[Instructions for the task] Exactly reproduce the lines that follow.

══ Records to use

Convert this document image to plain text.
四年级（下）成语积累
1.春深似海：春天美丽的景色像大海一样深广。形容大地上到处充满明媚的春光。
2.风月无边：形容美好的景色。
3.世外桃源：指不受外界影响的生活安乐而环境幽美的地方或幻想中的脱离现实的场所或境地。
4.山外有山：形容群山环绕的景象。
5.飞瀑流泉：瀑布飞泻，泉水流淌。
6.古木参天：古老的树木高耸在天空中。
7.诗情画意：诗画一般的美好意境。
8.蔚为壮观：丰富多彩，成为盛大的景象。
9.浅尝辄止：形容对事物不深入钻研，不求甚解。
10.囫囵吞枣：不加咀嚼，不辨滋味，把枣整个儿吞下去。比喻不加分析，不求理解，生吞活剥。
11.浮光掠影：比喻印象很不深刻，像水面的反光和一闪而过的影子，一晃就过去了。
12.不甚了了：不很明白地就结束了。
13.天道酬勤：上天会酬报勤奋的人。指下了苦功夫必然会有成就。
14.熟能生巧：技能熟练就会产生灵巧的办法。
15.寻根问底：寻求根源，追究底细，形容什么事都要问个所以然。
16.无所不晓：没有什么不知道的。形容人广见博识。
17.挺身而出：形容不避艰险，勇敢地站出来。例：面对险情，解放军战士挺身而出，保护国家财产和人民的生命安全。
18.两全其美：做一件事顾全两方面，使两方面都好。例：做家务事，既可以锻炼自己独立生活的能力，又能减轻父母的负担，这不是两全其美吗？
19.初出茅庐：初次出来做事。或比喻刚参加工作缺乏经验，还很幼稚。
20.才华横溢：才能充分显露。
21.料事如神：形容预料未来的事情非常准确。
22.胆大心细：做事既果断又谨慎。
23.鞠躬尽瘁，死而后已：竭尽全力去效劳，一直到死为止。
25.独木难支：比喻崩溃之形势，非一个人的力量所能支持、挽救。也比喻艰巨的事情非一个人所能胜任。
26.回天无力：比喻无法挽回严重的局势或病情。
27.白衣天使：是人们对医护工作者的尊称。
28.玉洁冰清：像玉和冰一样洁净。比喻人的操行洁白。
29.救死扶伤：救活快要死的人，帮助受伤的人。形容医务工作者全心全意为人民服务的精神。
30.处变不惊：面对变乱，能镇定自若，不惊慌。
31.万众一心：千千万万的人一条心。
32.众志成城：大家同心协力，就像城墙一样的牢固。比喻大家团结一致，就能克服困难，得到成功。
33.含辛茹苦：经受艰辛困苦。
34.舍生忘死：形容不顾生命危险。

════

[Exercise result]
Convert this document image to plain text.
四年级（下）成语积累
1.春深似海：春天美丽的景色像大海一样深广。形容大地上到处充满明媚的春光。
2.风月无边：形容美好的景色。
3.世外桃源：指不受外界影响的生活安乐而环境幽美的地方或幻想中的脱离现实的场所或境地。
4.山外有山：形容群山环绕的景象。
5.飞瀑流泉：瀑布飞泻，泉水流淌。
6.古木参天：古老的树木高耸在天空中。
7.诗情画意：诗画一般的美好意境。
8.蔚为壮观：丰富多彩，成为盛大的景象。
9.浅尝辄止：形容对事物不深入钻研，不求甚解。
10.囫囵吞枣：不加咀嚼，不辨滋味，把枣整个儿吞下去。比喻不加分析，不求理解，生吞活剥。
11.浮光掠影：比喻印象很不深刻，像水面的反光和一闪而过的影子，一晃就过去了。
12.不甚了了：不很明白地就结束了。
13.天道酬勤：上天会酬报勤奋的人。指下了苦功夫必然会有成就。
14.熟能生巧：技能熟练就会产生灵巧的办法。
15.寻根问底：寻求根源，追究底细，形容什么事都要问个所以然。
16.无所不晓：没有什么不知道的。形容人广见博识。
17.挺身而出：形容不避艰险，勇敢地站出来。例：面对险情，解放军战士挺身而出，保护国家财产和人民的生命安全。
18.两全其美：做一件事顾全两方面，使两方面都好。例：做家务事，既可以锻炼自己独立生活的能力，又能减轻父母的负担，这不是两全其美吗？
19.初出茅庐：初次出来做事。或比喻刚参加工作缺乏经验，还很幼稚。
20.才华横溢：才能充分显露。
21.料事如神：形容预料未来的事情非常准确。
22.胆大心细：做事既果断又谨慎。
23.鞠躬尽瘁，死而后已：竭尽全力去效劳，一直到死为止。
25.独木难支：比喻崩溃之形势，非一个人的力量所能支持、挽救。也比喻艰巨的事情非一个人所能胜任。
26.回天无力：比喻无法挽回严重的局势或病情。
27.白衣天使：是人们对医护工作者的尊称。
28.玉洁冰清：像玉和冰一样洁净。比喻人的操行洁白。
29.救死扶伤：救活快要死的人，帮助受伤的人。形容医务工作者全心全意为人民服务的精神。
30.处变不惊：面对变乱，能镇定自若，不惊慌。
31.万众一心：千千万万的人一条心。
32.众志成城：大家同心协力，就像城墙一样的牢固。比喻大家团结一致，就能克服困难，得到成功。
33.含辛茹苦：经受艰辛困苦。
34.舍生忘死：形容不顾生命危险。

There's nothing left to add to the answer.